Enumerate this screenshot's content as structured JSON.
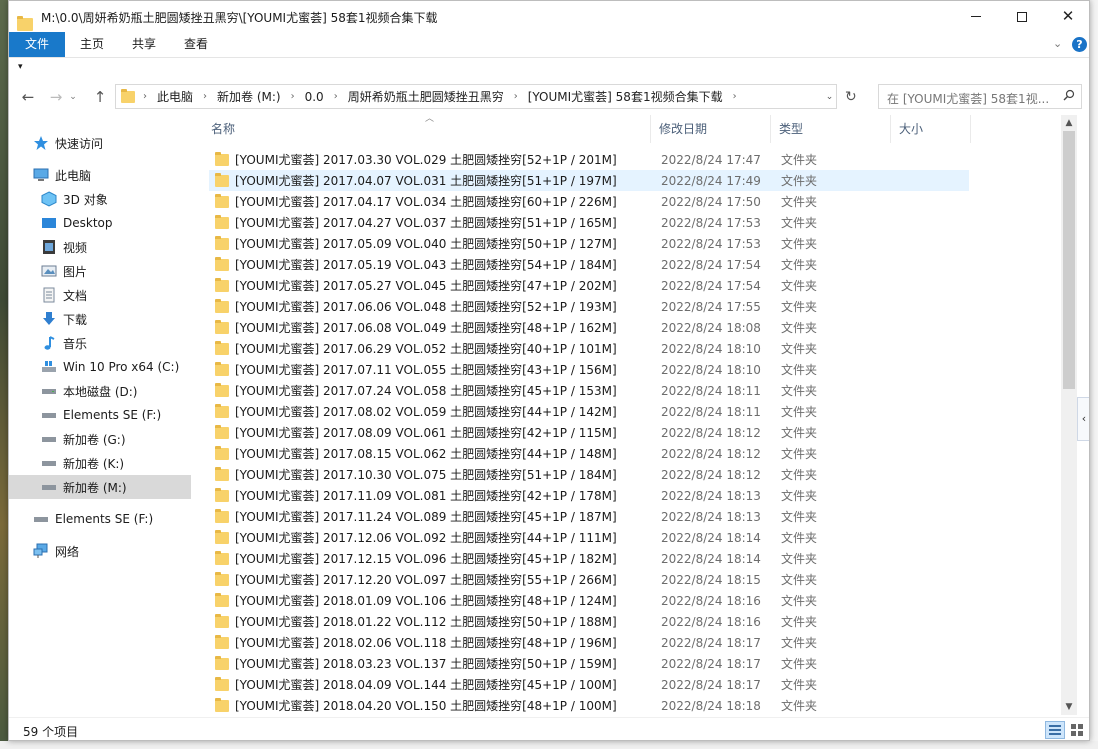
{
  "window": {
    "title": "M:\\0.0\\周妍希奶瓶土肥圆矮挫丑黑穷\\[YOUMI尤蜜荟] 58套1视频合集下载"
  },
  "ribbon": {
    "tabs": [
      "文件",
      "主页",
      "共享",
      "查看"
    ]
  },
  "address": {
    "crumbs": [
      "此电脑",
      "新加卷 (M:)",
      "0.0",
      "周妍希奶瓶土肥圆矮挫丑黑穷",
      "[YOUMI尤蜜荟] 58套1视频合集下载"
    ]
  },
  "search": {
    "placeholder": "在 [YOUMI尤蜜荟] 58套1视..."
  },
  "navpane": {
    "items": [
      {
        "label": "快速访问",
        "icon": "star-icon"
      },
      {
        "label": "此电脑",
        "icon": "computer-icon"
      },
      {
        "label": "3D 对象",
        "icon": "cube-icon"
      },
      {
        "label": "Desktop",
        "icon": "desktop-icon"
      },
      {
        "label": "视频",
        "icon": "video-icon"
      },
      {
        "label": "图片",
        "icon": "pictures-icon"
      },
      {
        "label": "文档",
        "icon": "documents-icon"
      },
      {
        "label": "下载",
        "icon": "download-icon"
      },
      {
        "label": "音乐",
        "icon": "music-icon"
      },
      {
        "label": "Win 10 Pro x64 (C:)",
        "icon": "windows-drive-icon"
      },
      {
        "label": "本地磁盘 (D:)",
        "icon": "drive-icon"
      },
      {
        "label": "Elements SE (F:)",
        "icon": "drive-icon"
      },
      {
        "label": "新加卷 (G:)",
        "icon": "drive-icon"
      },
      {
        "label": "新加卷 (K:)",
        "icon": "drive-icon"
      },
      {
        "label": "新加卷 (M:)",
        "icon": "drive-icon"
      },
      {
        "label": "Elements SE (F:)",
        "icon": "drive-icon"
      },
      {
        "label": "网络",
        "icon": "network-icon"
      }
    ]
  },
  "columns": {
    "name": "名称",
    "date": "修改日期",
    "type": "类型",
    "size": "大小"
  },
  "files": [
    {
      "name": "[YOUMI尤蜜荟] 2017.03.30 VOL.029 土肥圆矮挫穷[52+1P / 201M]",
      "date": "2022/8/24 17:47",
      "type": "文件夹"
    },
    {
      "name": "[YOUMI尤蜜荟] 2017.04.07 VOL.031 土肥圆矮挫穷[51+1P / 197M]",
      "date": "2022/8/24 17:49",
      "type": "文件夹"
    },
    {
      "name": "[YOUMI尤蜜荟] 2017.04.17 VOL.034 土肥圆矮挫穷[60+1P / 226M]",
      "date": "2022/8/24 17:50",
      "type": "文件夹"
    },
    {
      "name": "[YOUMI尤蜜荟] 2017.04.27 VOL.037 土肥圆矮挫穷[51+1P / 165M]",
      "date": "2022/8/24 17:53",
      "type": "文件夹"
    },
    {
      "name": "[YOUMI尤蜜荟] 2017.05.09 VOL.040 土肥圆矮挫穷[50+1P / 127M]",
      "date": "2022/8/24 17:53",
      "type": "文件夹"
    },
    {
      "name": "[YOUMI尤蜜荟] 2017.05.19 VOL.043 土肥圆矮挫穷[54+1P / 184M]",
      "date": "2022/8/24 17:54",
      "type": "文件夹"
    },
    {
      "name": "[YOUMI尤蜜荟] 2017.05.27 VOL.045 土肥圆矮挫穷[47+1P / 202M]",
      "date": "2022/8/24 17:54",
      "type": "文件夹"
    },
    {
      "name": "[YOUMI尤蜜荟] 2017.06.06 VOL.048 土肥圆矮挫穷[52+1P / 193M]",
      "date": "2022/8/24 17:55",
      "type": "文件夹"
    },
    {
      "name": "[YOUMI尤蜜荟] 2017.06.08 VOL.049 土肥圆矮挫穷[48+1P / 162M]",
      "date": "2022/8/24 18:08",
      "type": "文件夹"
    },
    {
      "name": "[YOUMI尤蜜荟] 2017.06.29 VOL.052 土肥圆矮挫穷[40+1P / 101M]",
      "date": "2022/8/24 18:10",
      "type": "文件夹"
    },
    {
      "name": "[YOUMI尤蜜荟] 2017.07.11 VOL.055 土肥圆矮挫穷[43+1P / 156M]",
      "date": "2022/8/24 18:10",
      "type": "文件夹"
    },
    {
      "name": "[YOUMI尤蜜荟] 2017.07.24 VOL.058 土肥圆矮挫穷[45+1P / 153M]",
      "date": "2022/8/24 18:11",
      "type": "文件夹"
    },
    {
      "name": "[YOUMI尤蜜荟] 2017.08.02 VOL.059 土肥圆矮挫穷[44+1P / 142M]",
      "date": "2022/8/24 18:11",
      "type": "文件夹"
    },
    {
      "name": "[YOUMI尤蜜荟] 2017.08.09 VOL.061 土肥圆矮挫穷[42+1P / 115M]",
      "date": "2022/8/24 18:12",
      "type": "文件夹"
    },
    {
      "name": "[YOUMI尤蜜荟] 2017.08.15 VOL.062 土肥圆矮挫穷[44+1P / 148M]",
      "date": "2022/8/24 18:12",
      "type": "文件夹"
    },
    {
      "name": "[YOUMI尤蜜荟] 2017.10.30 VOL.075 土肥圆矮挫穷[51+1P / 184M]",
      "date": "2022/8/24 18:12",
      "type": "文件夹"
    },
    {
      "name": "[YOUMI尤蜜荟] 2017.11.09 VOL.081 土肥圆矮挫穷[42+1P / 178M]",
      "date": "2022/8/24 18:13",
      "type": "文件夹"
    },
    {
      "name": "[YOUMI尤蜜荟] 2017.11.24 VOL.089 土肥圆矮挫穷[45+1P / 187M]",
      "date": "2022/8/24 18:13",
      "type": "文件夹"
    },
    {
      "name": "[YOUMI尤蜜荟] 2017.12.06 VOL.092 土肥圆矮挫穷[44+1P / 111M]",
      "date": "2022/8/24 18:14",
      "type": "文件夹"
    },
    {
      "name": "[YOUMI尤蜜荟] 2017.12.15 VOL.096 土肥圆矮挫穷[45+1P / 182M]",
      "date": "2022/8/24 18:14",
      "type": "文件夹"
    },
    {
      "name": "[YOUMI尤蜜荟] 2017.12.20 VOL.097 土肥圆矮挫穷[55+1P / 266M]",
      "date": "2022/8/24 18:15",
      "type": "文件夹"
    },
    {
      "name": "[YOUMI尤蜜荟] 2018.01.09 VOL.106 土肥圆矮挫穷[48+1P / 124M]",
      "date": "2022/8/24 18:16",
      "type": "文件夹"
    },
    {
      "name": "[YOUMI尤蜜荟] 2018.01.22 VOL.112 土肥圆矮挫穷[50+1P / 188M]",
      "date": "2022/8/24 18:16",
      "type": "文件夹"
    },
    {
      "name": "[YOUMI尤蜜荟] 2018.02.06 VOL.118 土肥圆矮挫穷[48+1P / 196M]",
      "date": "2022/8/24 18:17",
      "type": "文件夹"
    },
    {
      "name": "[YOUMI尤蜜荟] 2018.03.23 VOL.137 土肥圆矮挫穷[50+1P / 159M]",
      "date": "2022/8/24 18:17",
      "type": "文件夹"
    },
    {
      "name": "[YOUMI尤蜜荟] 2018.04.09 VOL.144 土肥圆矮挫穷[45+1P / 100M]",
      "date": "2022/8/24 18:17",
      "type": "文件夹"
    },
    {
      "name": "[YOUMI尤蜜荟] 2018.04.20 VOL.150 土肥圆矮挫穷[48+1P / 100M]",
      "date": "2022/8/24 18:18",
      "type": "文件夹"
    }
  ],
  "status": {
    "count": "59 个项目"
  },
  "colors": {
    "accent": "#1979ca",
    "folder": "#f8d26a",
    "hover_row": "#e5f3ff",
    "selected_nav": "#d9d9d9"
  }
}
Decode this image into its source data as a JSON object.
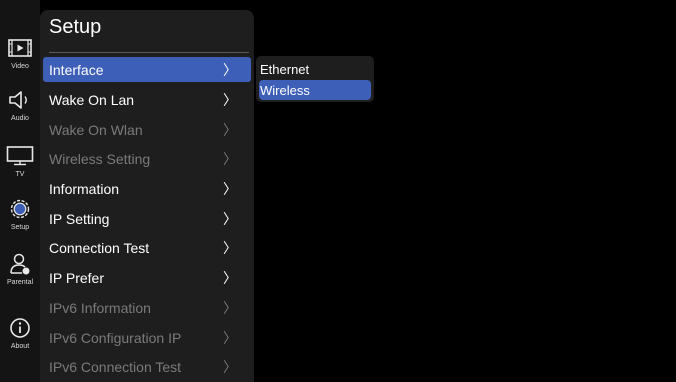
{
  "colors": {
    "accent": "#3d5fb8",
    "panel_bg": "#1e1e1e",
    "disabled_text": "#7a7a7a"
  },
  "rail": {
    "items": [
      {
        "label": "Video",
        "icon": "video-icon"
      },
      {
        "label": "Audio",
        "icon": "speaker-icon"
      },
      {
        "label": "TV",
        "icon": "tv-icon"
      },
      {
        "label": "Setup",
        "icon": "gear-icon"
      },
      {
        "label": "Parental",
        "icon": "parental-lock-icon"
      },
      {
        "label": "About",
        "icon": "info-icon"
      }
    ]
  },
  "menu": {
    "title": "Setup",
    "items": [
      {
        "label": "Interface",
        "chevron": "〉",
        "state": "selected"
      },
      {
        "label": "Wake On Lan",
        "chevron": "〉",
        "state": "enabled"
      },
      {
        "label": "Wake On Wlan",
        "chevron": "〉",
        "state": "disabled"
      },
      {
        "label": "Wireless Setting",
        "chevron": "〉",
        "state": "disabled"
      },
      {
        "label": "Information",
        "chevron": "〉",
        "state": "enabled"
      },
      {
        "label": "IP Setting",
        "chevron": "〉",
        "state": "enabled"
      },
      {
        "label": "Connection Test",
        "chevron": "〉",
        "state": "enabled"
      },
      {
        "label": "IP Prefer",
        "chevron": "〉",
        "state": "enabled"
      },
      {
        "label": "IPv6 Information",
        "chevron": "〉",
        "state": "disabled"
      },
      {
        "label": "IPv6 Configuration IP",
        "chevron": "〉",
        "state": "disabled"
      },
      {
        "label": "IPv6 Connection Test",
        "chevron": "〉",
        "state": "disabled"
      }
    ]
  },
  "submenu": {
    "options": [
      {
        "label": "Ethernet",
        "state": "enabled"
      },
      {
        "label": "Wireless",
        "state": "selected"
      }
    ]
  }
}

EXERCISE DESCRIPTION: Filter the listing above by the word "this"; copy each line that passes.

EXERCISE RESPONSE:
Enumerate this screenshot's content as structured JSON.
Decode this image into its source data as a JSON object.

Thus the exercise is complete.